_EXERCISE TASK_:
Reproduce every entry in the listing without alteration.

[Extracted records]

*****

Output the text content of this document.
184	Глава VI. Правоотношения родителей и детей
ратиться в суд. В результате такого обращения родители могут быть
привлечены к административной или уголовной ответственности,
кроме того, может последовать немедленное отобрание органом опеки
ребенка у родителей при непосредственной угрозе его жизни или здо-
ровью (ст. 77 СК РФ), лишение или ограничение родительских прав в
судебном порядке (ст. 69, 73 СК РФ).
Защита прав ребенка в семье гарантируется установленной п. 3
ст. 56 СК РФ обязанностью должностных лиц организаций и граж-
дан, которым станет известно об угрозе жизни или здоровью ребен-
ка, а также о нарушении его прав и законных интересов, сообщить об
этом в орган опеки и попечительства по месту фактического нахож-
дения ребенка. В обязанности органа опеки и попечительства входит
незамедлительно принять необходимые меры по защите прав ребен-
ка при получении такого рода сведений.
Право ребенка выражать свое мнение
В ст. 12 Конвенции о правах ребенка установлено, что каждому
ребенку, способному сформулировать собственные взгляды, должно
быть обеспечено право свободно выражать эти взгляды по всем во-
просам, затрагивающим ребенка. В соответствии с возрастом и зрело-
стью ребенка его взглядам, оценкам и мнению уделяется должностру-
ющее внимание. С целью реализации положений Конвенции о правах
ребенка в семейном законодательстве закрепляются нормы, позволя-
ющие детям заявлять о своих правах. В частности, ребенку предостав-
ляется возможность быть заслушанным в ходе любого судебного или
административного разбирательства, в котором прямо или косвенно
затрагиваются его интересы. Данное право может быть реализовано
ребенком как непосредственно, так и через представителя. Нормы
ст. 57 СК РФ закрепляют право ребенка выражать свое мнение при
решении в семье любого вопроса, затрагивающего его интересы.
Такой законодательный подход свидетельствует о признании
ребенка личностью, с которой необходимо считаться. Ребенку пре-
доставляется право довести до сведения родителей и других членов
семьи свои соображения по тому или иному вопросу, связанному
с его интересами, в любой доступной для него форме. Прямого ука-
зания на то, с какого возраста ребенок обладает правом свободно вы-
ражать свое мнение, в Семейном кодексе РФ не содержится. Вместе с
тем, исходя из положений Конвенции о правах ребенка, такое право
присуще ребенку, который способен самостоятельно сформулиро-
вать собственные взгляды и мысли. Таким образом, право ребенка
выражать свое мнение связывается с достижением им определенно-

*****

_EXERCISE RESPONSE_:
Output the text content of this document.
184	Глава VI. Правоотношения родителей и детей
ратиться в суд. В результате такого обращения родители могут быть
привлечены к административной или уголовной ответственности,
кроме того, может последовать немедленное отобрание органом опеки
ребенка у родителей при непосредственной угрозе его жизни или здо-
ровью (ст. 77 СК РФ), лишение или ограничение родительских прав в
судебном порядке (ст. 69, 73 СК РФ).
Защита прав ребенка в семье гарантируется установленной п. 3
ст. 56 СК РФ обязанностью должностных лиц организаций и граж-
дан, которым станет известно об угрозе жизни или здоровью ребен-
ка, а также о нарушении его прав и законных интересов, сообщить об
этом в орган опеки и попечительства по месту фактического нахож-
дения ребенка. В обязанности органа опеки и попечительства входит
незамедлительно принять необходимые меры по защите прав ребен-
ка при получении такого рода сведений.
Право ребенка выражать свое мнение
В ст. 12 Конвенции о правах ребенка установлено, что каждому
ребенку, способному сформулировать собственные взгляды, должно
быть обеспечено право свободно выражать эти взгляды по всем во-
просам, затрагивающим ребенка. В соответствии с возрастом и зрело-
стью ребенка его взглядам, оценкам и мнению уделяется должностру-
ющее внимание. С целью реализации положений Конвенции о правах
ребенка в семейном законодательстве закрепляются нормы, позволя-
ющие детям заявлять о своих правах. В частности, ребенку предостав-
ляется возможность быть заслушанным в ходе любого судебного или
административного разбирательства, в котором прямо или косвенно
затрагиваются его интересы. Данное право может быть реализовано
ребенком как непосредственно, так и через представителя. Нормы
ст. 57 СК РФ закрепляют право ребенка выражать свое мнение при
решении в семье любого вопроса, затрагивающего его интересы.
Такой законодательный подход свидетельствует о признании
ребенка личностью, с которой необходимо считаться. Ребенку пре-
доставляется право довести до сведения родителей и других членов
семьи свои соображения по тому или иному вопросу, связанному
с его интересами, в любой доступной для него форме. Прямого ука-
зания на то, с какого возраста ребенок обладает правом свободно вы-
ражать свое мнение, в Семейном кодексе РФ не содержится. Вместе с
тем, исходя из положений Конвенции о правах ребенка, такое право
присуще ребенку, который способен самостоятельно сформулиро-
вать собственные взгляды и мысли. Таким образом, право ребенка
выражать свое мнение связывается с достижением им определенно-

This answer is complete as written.